[Start of INFORMATION GIVEN]

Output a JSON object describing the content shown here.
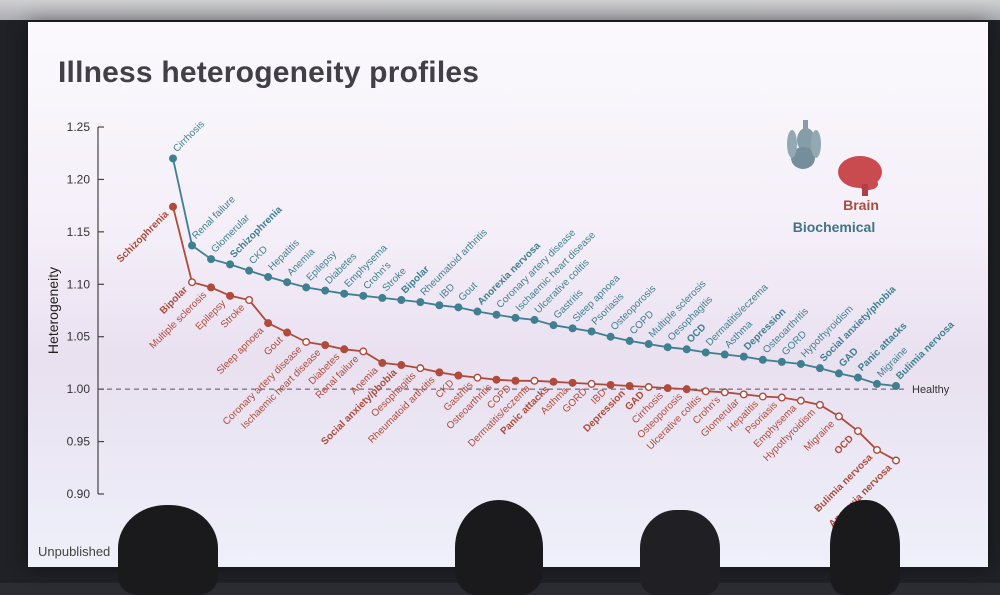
{
  "slide": {
    "title": "Illness heterogeneity profiles",
    "footer": "Unpublished"
  },
  "legend": {
    "brain": "Brain",
    "biochemical": "Biochemical"
  },
  "colors": {
    "biochemical": "#3f7f90",
    "brain": "#b04a3a",
    "title": "#404046"
  },
  "chart_data": {
    "type": "line",
    "title": "",
    "ylabel": "Heterogeneity",
    "ylim": [
      0.9,
      1.25
    ],
    "yticks": [
      1.25,
      1.2,
      1.15,
      1.1,
      1.05,
      1.0,
      0.95,
      0.9
    ],
    "reference_line": {
      "y": 1.0,
      "label": "Healthy"
    },
    "series": [
      {
        "name": "Biochemical",
        "color": "#3f7f90",
        "points": [
          {
            "label": "Cirrhosis",
            "y": 1.22
          },
          {
            "label": "Renal failure",
            "y": 1.137
          },
          {
            "label": "Glomerular",
            "y": 1.124
          },
          {
            "label": "Schizophrenia",
            "y": 1.119,
            "bold": true
          },
          {
            "label": "CKD",
            "y": 1.113
          },
          {
            "label": "Hepatitis",
            "y": 1.107
          },
          {
            "label": "Anemia",
            "y": 1.102
          },
          {
            "label": "Epilepsy",
            "y": 1.097
          },
          {
            "label": "Diabetes",
            "y": 1.094
          },
          {
            "label": "Emphysema",
            "y": 1.091
          },
          {
            "label": "Crohn's",
            "y": 1.089
          },
          {
            "label": "Stroke",
            "y": 1.087
          },
          {
            "label": "Bipolar",
            "y": 1.085,
            "bold": true
          },
          {
            "label": "Rheumatoid arthritis",
            "y": 1.083
          },
          {
            "label": "IBD",
            "y": 1.08
          },
          {
            "label": "Gout",
            "y": 1.078
          },
          {
            "label": "Anorexia nervosa",
            "y": 1.074,
            "bold": true
          },
          {
            "label": "Coronary artery disease",
            "y": 1.071
          },
          {
            "label": "Ischaemic heart disease",
            "y": 1.068
          },
          {
            "label": "Ulcerative colitis",
            "y": 1.066
          },
          {
            "label": "Gastritis",
            "y": 1.061
          },
          {
            "label": "Sleep apnoea",
            "y": 1.058
          },
          {
            "label": "Psoriasis",
            "y": 1.055
          },
          {
            "label": "Osteoporosis",
            "y": 1.05
          },
          {
            "label": "COPD",
            "y": 1.046
          },
          {
            "label": "Multiple sclerosis",
            "y": 1.043
          },
          {
            "label": "Oesophagitis",
            "y": 1.04
          },
          {
            "label": "OCD",
            "y": 1.038,
            "bold": true
          },
          {
            "label": "Dermatitis/eczema",
            "y": 1.035
          },
          {
            "label": "Asthma",
            "y": 1.033
          },
          {
            "label": "Depression",
            "y": 1.031,
            "bold": true
          },
          {
            "label": "Osteoarthritis",
            "y": 1.028
          },
          {
            "label": "GORD",
            "y": 1.026
          },
          {
            "label": "Hypothyroidism",
            "y": 1.024
          },
          {
            "label": "Social anxiety/phobia",
            "y": 1.02,
            "bold": true
          },
          {
            "label": "GAD",
            "y": 1.015,
            "bold": true
          },
          {
            "label": "Panic attacks",
            "y": 1.011,
            "bold": true
          },
          {
            "label": "Migraine",
            "y": 1.005
          },
          {
            "label": "Bulimia nervosa",
            "y": 1.003,
            "bold": true
          }
        ]
      },
      {
        "name": "Brain",
        "color": "#b04a3a",
        "points": [
          {
            "label": "Schizophrenia",
            "y": 1.174,
            "bold": true
          },
          {
            "label": "Bipolar",
            "y": 1.102,
            "bold": true
          },
          {
            "label": "Multiple sclerosis",
            "y": 1.097
          },
          {
            "label": "Epilepsy",
            "y": 1.089
          },
          {
            "label": "Stroke",
            "y": 1.085
          },
          {
            "label": "Sleep apnoea",
            "y": 1.063
          },
          {
            "label": "Gout",
            "y": 1.054
          },
          {
            "label": "Coronary artery disease",
            "y": 1.045
          },
          {
            "label": "Ischaemic heart disease",
            "y": 1.042
          },
          {
            "label": "Diabetes",
            "y": 1.038
          },
          {
            "label": "Renal failure",
            "y": 1.036
          },
          {
            "label": "Anemia",
            "y": 1.025
          },
          {
            "label": "Social anxiety/phobia",
            "y": 1.023,
            "bold": true
          },
          {
            "label": "Oesophagitis",
            "y": 1.02
          },
          {
            "label": "Rheumatoid arthritis",
            "y": 1.016
          },
          {
            "label": "CKD",
            "y": 1.013
          },
          {
            "label": "Gastritis",
            "y": 1.011
          },
          {
            "label": "Osteoarthritis",
            "y": 1.009
          },
          {
            "label": "COPD",
            "y": 1.008
          },
          {
            "label": "Dermatitis/eczema",
            "y": 1.008
          },
          {
            "label": "Panic attacks",
            "y": 1.007,
            "bold": true
          },
          {
            "label": "Asthma",
            "y": 1.006
          },
          {
            "label": "GORD",
            "y": 1.005
          },
          {
            "label": "IBD",
            "y": 1.004
          },
          {
            "label": "Depression",
            "y": 1.003,
            "bold": true
          },
          {
            "label": "GAD",
            "y": 1.002,
            "bold": true
          },
          {
            "label": "Cirrhosis",
            "y": 1.001
          },
          {
            "label": "Osteoporosis",
            "y": 1.0
          },
          {
            "label": "Ulcerative colitis",
            "y": 0.998
          },
          {
            "label": "Crohn's",
            "y": 0.997
          },
          {
            "label": "Glomerular",
            "y": 0.995
          },
          {
            "label": "Hepatitis",
            "y": 0.993
          },
          {
            "label": "Psoriasis",
            "y": 0.992
          },
          {
            "label": "Emphysema",
            "y": 0.989
          },
          {
            "label": "Hypothyroidism",
            "y": 0.985
          },
          {
            "label": "Migraine",
            "y": 0.974
          },
          {
            "label": "OCD",
            "y": 0.96,
            "bold": true
          },
          {
            "label": "Bulimia nervosa",
            "y": 0.942,
            "bold": true
          },
          {
            "label": "Anorexia nervosa",
            "y": 0.932,
            "bold": true
          }
        ]
      }
    ]
  }
}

[End of INFORMATION GIVEN]

_PROBLEM TO WORK ON:_ Return the material word for word. Pictures are not part of the copy.

_RESPONSE TO THIS TASK:_
Output a JSON object describing the content shown here.
{
  "slide": {
    "title": "Illness heterogeneity profiles",
    "footer": "Unpublished"
  },
  "legend": {
    "brain": "Brain",
    "biochemical": "Biochemical"
  },
  "colors": {
    "biochemical": "#3f7f90",
    "brain": "#b04a3a",
    "title": "#404046"
  },
  "chart_data": {
    "type": "line",
    "title": "",
    "ylabel": "Heterogeneity",
    "ylim": [
      0.9,
      1.25
    ],
    "yticks": [
      1.25,
      1.2,
      1.15,
      1.1,
      1.05,
      1.0,
      0.95,
      0.9
    ],
    "reference_line": {
      "y": 1.0,
      "label": "Healthy"
    },
    "series": [
      {
        "name": "Biochemical",
        "color": "#3f7f90",
        "points": [
          {
            "label": "Cirrhosis",
            "y": 1.22
          },
          {
            "label": "Renal failure",
            "y": 1.137
          },
          {
            "label": "Glomerular",
            "y": 1.124
          },
          {
            "label": "Schizophrenia",
            "y": 1.119,
            "bold": true
          },
          {
            "label": "CKD",
            "y": 1.113
          },
          {
            "label": "Hepatitis",
            "y": 1.107
          },
          {
            "label": "Anemia",
            "y": 1.102
          },
          {
            "label": "Epilepsy",
            "y": 1.097
          },
          {
            "label": "Diabetes",
            "y": 1.094
          },
          {
            "label": "Emphysema",
            "y": 1.091
          },
          {
            "label": "Crohn's",
            "y": 1.089
          },
          {
            "label": "Stroke",
            "y": 1.087
          },
          {
            "label": "Bipolar",
            "y": 1.085,
            "bold": true
          },
          {
            "label": "Rheumatoid arthritis",
            "y": 1.083
          },
          {
            "label": "IBD",
            "y": 1.08
          },
          {
            "label": "Gout",
            "y": 1.078
          },
          {
            "label": "Anorexia nervosa",
            "y": 1.074,
            "bold": true
          },
          {
            "label": "Coronary artery disease",
            "y": 1.071
          },
          {
            "label": "Ischaemic heart disease",
            "y": 1.068
          },
          {
            "label": "Ulcerative colitis",
            "y": 1.066
          },
          {
            "label": "Gastritis",
            "y": 1.061
          },
          {
            "label": "Sleep apnoea",
            "y": 1.058
          },
          {
            "label": "Psoriasis",
            "y": 1.055
          },
          {
            "label": "Osteoporosis",
            "y": 1.05
          },
          {
            "label": "COPD",
            "y": 1.046
          },
          {
            "label": "Multiple sclerosis",
            "y": 1.043
          },
          {
            "label": "Oesophagitis",
            "y": 1.04
          },
          {
            "label": "OCD",
            "y": 1.038,
            "bold": true
          },
          {
            "label": "Dermatitis/eczema",
            "y": 1.035
          },
          {
            "label": "Asthma",
            "y": 1.033
          },
          {
            "label": "Depression",
            "y": 1.031,
            "bold": true
          },
          {
            "label": "Osteoarthritis",
            "y": 1.028
          },
          {
            "label": "GORD",
            "y": 1.026
          },
          {
            "label": "Hypothyroidism",
            "y": 1.024
          },
          {
            "label": "Social anxiety/phobia",
            "y": 1.02,
            "bold": true
          },
          {
            "label": "GAD",
            "y": 1.015,
            "bold": true
          },
          {
            "label": "Panic attacks",
            "y": 1.011,
            "bold": true
          },
          {
            "label": "Migraine",
            "y": 1.005
          },
          {
            "label": "Bulimia nervosa",
            "y": 1.003,
            "bold": true
          }
        ]
      },
      {
        "name": "Brain",
        "color": "#b04a3a",
        "points": [
          {
            "label": "Schizophrenia",
            "y": 1.174,
            "bold": true
          },
          {
            "label": "Bipolar",
            "y": 1.102,
            "bold": true
          },
          {
            "label": "Multiple sclerosis",
            "y": 1.097
          },
          {
            "label": "Epilepsy",
            "y": 1.089
          },
          {
            "label": "Stroke",
            "y": 1.085
          },
          {
            "label": "Sleep apnoea",
            "y": 1.063
          },
          {
            "label": "Gout",
            "y": 1.054
          },
          {
            "label": "Coronary artery disease",
            "y": 1.045
          },
          {
            "label": "Ischaemic heart disease",
            "y": 1.042
          },
          {
            "label": "Diabetes",
            "y": 1.038
          },
          {
            "label": "Renal failure",
            "y": 1.036
          },
          {
            "label": "Anemia",
            "y": 1.025
          },
          {
            "label": "Social anxiety/phobia",
            "y": 1.023,
            "bold": true
          },
          {
            "label": "Oesophagitis",
            "y": 1.02
          },
          {
            "label": "Rheumatoid arthritis",
            "y": 1.016
          },
          {
            "label": "CKD",
            "y": 1.013
          },
          {
            "label": "Gastritis",
            "y": 1.011
          },
          {
            "label": "Osteoarthritis",
            "y": 1.009
          },
          {
            "label": "COPD",
            "y": 1.008
          },
          {
            "label": "Dermatitis/eczema",
            "y": 1.008
          },
          {
            "label": "Panic attacks",
            "y": 1.007,
            "bold": true
          },
          {
            "label": "Asthma",
            "y": 1.006
          },
          {
            "label": "GORD",
            "y": 1.005
          },
          {
            "label": "IBD",
            "y": 1.004
          },
          {
            "label": "Depression",
            "y": 1.003,
            "bold": true
          },
          {
            "label": "GAD",
            "y": 1.002,
            "bold": true
          },
          {
            "label": "Cirrhosis",
            "y": 1.001
          },
          {
            "label": "Osteoporosis",
            "y": 1.0
          },
          {
            "label": "Ulcerative colitis",
            "y": 0.998
          },
          {
            "label": "Crohn's",
            "y": 0.997
          },
          {
            "label": "Glomerular",
            "y": 0.995
          },
          {
            "label": "Hepatitis",
            "y": 0.993
          },
          {
            "label": "Psoriasis",
            "y": 0.992
          },
          {
            "label": "Emphysema",
            "y": 0.989
          },
          {
            "label": "Hypothyroidism",
            "y": 0.985
          },
          {
            "label": "Migraine",
            "y": 0.974
          },
          {
            "label": "OCD",
            "y": 0.96,
            "bold": true
          },
          {
            "label": "Bulimia nervosa",
            "y": 0.942,
            "bold": true
          },
          {
            "label": "Anorexia nervosa",
            "y": 0.932,
            "bold": true
          }
        ]
      }
    ]
  }
}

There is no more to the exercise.